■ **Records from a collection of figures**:
^^^^^^^^^^^^^^^^
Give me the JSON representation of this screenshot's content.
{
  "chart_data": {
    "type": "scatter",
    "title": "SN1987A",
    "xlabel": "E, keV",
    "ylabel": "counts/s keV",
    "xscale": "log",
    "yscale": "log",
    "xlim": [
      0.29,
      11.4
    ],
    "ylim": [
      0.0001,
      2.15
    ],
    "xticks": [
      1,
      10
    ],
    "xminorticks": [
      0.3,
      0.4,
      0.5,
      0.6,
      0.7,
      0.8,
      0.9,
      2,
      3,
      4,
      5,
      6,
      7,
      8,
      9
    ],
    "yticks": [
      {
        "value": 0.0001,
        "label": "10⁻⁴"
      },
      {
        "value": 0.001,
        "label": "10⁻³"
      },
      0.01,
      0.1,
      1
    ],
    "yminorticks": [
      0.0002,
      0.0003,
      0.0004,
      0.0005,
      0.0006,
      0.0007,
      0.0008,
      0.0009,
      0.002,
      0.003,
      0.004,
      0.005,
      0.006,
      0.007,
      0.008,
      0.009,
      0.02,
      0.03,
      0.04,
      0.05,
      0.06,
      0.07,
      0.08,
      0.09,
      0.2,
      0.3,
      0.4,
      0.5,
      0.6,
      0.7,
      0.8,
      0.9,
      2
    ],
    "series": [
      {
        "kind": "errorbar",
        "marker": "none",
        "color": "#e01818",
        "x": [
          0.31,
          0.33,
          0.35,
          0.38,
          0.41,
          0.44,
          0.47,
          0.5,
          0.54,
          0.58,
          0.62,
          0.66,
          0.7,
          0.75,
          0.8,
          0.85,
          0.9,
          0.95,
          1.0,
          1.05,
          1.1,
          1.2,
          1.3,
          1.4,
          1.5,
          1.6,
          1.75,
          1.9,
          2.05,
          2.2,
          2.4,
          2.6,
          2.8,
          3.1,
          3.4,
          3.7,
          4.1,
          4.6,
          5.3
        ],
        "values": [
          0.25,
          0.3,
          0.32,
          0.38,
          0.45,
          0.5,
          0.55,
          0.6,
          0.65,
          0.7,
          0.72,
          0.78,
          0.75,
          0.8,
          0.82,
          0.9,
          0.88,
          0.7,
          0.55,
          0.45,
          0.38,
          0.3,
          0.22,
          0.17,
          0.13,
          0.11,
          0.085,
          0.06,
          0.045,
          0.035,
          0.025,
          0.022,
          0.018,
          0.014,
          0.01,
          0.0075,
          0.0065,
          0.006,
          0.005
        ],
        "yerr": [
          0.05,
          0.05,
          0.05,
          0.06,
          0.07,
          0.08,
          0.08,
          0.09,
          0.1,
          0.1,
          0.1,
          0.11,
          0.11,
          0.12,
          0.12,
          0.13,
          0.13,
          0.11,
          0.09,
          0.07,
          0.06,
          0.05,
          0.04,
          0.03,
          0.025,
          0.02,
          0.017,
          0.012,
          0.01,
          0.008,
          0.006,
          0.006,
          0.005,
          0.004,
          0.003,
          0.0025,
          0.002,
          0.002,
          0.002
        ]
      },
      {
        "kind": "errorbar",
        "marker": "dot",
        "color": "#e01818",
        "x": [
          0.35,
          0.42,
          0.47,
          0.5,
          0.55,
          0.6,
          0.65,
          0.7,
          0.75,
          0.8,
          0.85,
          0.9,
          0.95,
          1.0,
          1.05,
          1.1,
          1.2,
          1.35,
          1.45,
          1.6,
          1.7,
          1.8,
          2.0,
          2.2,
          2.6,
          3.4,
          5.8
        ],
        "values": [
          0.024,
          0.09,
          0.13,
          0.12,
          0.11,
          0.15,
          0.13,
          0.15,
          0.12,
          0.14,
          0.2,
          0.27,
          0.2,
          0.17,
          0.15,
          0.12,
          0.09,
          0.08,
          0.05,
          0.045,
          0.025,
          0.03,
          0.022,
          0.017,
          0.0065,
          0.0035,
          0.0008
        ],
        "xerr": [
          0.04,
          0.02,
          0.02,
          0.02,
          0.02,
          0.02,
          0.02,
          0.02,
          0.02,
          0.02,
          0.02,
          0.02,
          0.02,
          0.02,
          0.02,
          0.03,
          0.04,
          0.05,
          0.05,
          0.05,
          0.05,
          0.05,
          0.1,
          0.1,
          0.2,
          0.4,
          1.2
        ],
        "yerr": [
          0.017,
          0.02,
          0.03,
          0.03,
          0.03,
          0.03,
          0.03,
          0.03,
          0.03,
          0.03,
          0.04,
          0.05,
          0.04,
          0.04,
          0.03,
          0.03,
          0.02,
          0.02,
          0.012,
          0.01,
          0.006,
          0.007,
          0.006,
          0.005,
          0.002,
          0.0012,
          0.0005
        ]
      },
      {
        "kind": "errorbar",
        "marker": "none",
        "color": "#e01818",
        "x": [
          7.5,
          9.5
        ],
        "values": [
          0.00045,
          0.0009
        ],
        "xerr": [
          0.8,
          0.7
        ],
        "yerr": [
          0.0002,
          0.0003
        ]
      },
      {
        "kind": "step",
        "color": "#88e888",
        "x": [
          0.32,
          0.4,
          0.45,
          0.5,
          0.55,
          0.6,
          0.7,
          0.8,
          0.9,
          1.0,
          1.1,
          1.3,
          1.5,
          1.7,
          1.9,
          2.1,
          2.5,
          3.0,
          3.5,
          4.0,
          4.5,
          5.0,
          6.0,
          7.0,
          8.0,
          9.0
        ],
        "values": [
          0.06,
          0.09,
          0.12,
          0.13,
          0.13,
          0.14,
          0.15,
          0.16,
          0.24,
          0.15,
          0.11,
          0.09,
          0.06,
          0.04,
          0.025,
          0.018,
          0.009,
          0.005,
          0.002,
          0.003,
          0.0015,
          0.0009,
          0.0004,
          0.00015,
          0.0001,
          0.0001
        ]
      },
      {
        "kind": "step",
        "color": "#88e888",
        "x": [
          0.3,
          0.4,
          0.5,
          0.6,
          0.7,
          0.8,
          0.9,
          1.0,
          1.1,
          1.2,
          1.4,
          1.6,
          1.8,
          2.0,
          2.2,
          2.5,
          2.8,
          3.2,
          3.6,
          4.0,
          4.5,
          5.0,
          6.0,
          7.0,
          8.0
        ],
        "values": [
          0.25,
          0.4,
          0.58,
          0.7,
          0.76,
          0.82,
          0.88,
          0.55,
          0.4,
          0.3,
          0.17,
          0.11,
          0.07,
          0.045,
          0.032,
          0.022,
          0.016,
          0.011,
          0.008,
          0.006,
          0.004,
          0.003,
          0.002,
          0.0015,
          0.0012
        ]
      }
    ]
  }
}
^^^^^^^^^^^^^^^^
■ **The task**: The records above need to be transcribed in full. Keep every character unchanged.

■ **Result of the task**:
Give me the JSON representation of this screenshot's content.
{
  "chart_data": {
    "type": "scatter",
    "title": "SN1987A",
    "xlabel": "E, keV",
    "ylabel": "counts/s keV",
    "xscale": "log",
    "yscale": "log",
    "xlim": [
      0.29,
      11.4
    ],
    "ylim": [
      0.0001,
      2.15
    ],
    "xticks": [
      1,
      10
    ],
    "xminorticks": [
      0.3,
      0.4,
      0.5,
      0.6,
      0.7,
      0.8,
      0.9,
      2,
      3,
      4,
      5,
      6,
      7,
      8,
      9
    ],
    "yticks": [
      {
        "value": 0.0001,
        "label": "10⁻⁴"
      },
      {
        "value": 0.001,
        "label": "10⁻³"
      },
      0.01,
      0.1,
      1
    ],
    "yminorticks": [
      0.0002,
      0.0003,
      0.0004,
      0.0005,
      0.0006,
      0.0007,
      0.0008,
      0.0009,
      0.002,
      0.003,
      0.004,
      0.005,
      0.006,
      0.007,
      0.008,
      0.009,
      0.02,
      0.03,
      0.04,
      0.05,
      0.06,
      0.07,
      0.08,
      0.09,
      0.2,
      0.3,
      0.4,
      0.5,
      0.6,
      0.7,
      0.8,
      0.9,
      2
    ],
    "series": [
      {
        "kind": "errorbar",
        "marker": "none",
        "color": "#e01818",
        "x": [
          0.31,
          0.33,
          0.35,
          0.38,
          0.41,
          0.44,
          0.47,
          0.5,
          0.54,
          0.58,
          0.62,
          0.66,
          0.7,
          0.75,
          0.8,
          0.85,
          0.9,
          0.95,
          1.0,
          1.05,
          1.1,
          1.2,
          1.3,
          1.4,
          1.5,
          1.6,
          1.75,
          1.9,
          2.05,
          2.2,
          2.4,
          2.6,
          2.8,
          3.1,
          3.4,
          3.7,
          4.1,
          4.6,
          5.3
        ],
        "values": [
          0.25,
          0.3,
          0.32,
          0.38,
          0.45,
          0.5,
          0.55,
          0.6,
          0.65,
          0.7,
          0.72,
          0.78,
          0.75,
          0.8,
          0.82,
          0.9,
          0.88,
          0.7,
          0.55,
          0.45,
          0.38,
          0.3,
          0.22,
          0.17,
          0.13,
          0.11,
          0.085,
          0.06,
          0.045,
          0.035,
          0.025,
          0.022,
          0.018,
          0.014,
          0.01,
          0.0075,
          0.0065,
          0.006,
          0.005
        ],
        "yerr": [
          0.05,
          0.05,
          0.05,
          0.06,
          0.07,
          0.08,
          0.08,
          0.09,
          0.1,
          0.1,
          0.1,
          0.11,
          0.11,
          0.12,
          0.12,
          0.13,
          0.13,
          0.11,
          0.09,
          0.07,
          0.06,
          0.05,
          0.04,
          0.03,
          0.025,
          0.02,
          0.017,
          0.012,
          0.01,
          0.008,
          0.006,
          0.006,
          0.005,
          0.004,
          0.003,
          0.0025,
          0.002,
          0.002,
          0.002
        ]
      },
      {
        "kind": "errorbar",
        "marker": "dot",
        "color": "#e01818",
        "x": [
          0.35,
          0.42,
          0.47,
          0.5,
          0.55,
          0.6,
          0.65,
          0.7,
          0.75,
          0.8,
          0.85,
          0.9,
          0.95,
          1.0,
          1.05,
          1.1,
          1.2,
          1.35,
          1.45,
          1.6,
          1.7,
          1.8,
          2.0,
          2.2,
          2.6,
          3.4,
          5.8
        ],
        "values": [
          0.024,
          0.09,
          0.13,
          0.12,
          0.11,
          0.15,
          0.13,
          0.15,
          0.12,
          0.14,
          0.2,
          0.27,
          0.2,
          0.17,
          0.15,
          0.12,
          0.09,
          0.08,
          0.05,
          0.045,
          0.025,
          0.03,
          0.022,
          0.017,
          0.0065,
          0.0035,
          0.0008
        ],
        "xerr": [
          0.04,
          0.02,
          0.02,
          0.02,
          0.02,
          0.02,
          0.02,
          0.02,
          0.02,
          0.02,
          0.02,
          0.02,
          0.02,
          0.02,
          0.02,
          0.03,
          0.04,
          0.05,
          0.05,
          0.05,
          0.05,
          0.05,
          0.1,
          0.1,
          0.2,
          0.4,
          1.2
        ],
        "yerr": [
          0.017,
          0.02,
          0.03,
          0.03,
          0.03,
          0.03,
          0.03,
          0.03,
          0.03,
          0.03,
          0.04,
          0.05,
          0.04,
          0.04,
          0.03,
          0.03,
          0.02,
          0.02,
          0.012,
          0.01,
          0.006,
          0.007,
          0.006,
          0.005,
          0.002,
          0.0012,
          0.0005
        ]
      },
      {
        "kind": "errorbar",
        "marker": "none",
        "color": "#e01818",
        "x": [
          7.5,
          9.5
        ],
        "values": [
          0.00045,
          0.0009
        ],
        "xerr": [
          0.8,
          0.7
        ],
        "yerr": [
          0.0002,
          0.0003
        ]
      },
      {
        "kind": "step",
        "color": "#88e888",
        "x": [
          0.32,
          0.4,
          0.45,
          0.5,
          0.55,
          0.6,
          0.7,
          0.8,
          0.9,
          1.0,
          1.1,
          1.3,
          1.5,
          1.7,
          1.9,
          2.1,
          2.5,
          3.0,
          3.5,
          4.0,
          4.5,
          5.0,
          6.0,
          7.0,
          8.0,
          9.0
        ],
        "values": [
          0.06,
          0.09,
          0.12,
          0.13,
          0.13,
          0.14,
          0.15,
          0.16,
          0.24,
          0.15,
          0.11,
          0.09,
          0.06,
          0.04,
          0.025,
          0.018,
          0.009,
          0.005,
          0.002,
          0.003,
          0.0015,
          0.0009,
          0.0004,
          0.00015,
          0.0001,
          0.0001
        ]
      },
      {
        "kind": "step",
        "color": "#88e888",
        "x": [
          0.3,
          0.4,
          0.5,
          0.6,
          0.7,
          0.8,
          0.9,
          1.0,
          1.1,
          1.2,
          1.4,
          1.6,
          1.8,
          2.0,
          2.2,
          2.5,
          2.8,
          3.2,
          3.6,
          4.0,
          4.5,
          5.0,
          6.0,
          7.0,
          8.0
        ],
        "values": [
          0.25,
          0.4,
          0.58,
          0.7,
          0.76,
          0.82,
          0.88,
          0.55,
          0.4,
          0.3,
          0.17,
          0.11,
          0.07,
          0.045,
          0.032,
          0.022,
          0.016,
          0.011,
          0.008,
          0.006,
          0.004,
          0.003,
          0.002,
          0.0015,
          0.0012
        ]
      }
    ]
  }
}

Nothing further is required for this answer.